======== DATA ========
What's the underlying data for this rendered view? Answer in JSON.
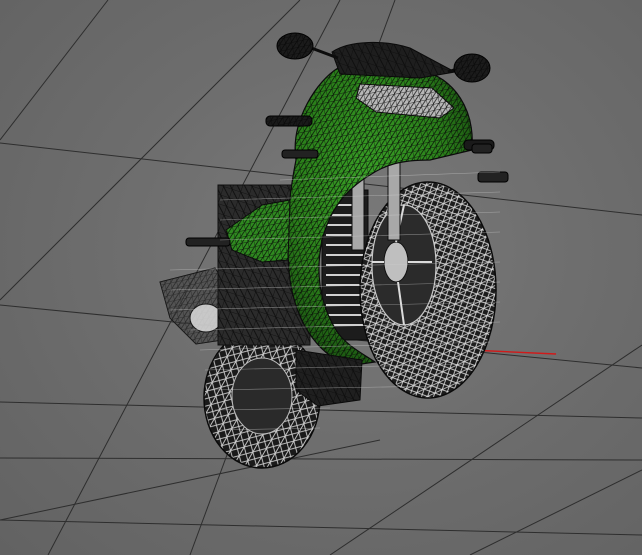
{
  "viewport": {
    "background_color": "#6b6b6b",
    "grid_color": "#2e2e2e",
    "x_axis_color": "#d11a1a",
    "model_name": "motorcycle-wireframe",
    "model_primary_color": "#2e8b1e",
    "wireframe_color": "#111111",
    "shading_mode": "wireframe-on-shaded"
  }
}
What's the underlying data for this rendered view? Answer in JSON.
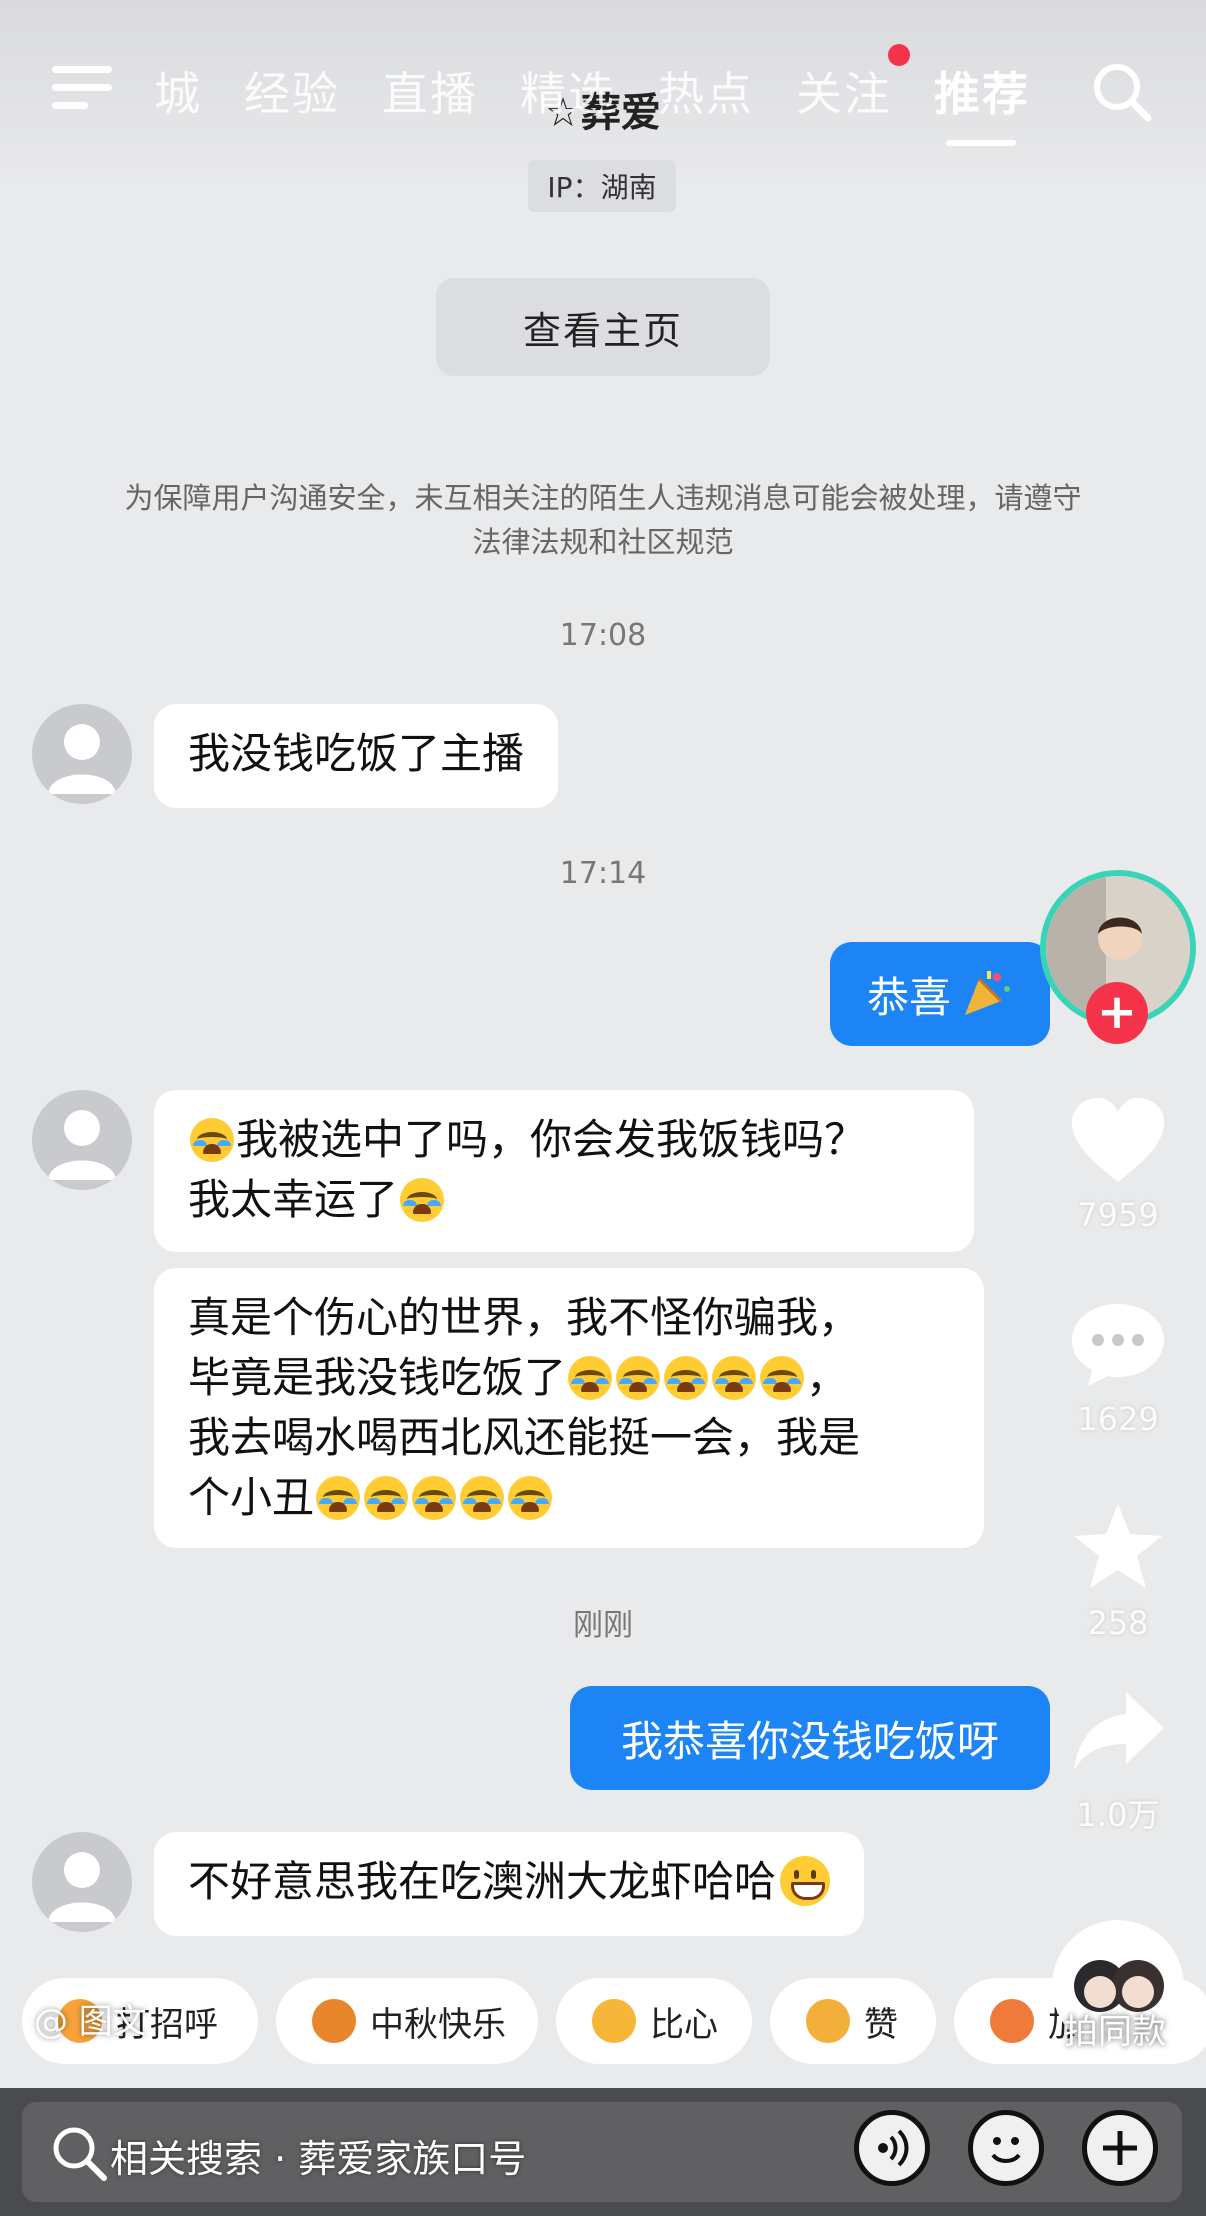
========
Leave out the pictures and transcribe everything else exactly.

- _WRITTEN SOLUTION_
What's the underlying data for this rendered view? Answer in JSON.
{
  "viewport": {
    "background_color": "#6b6b6b",
    "grid_color": "#2e2e2e",
    "x_axis_color": "#d11a1a",
    "model_name": "motorcycle-wireframe",
    "model_primary_color": "#2e8b1e",
    "wireframe_color": "#111111",
    "shading_mode": "wireframe-on-shaded"
  }
}
What's the underlying data for this rendered view? Answer in JSON.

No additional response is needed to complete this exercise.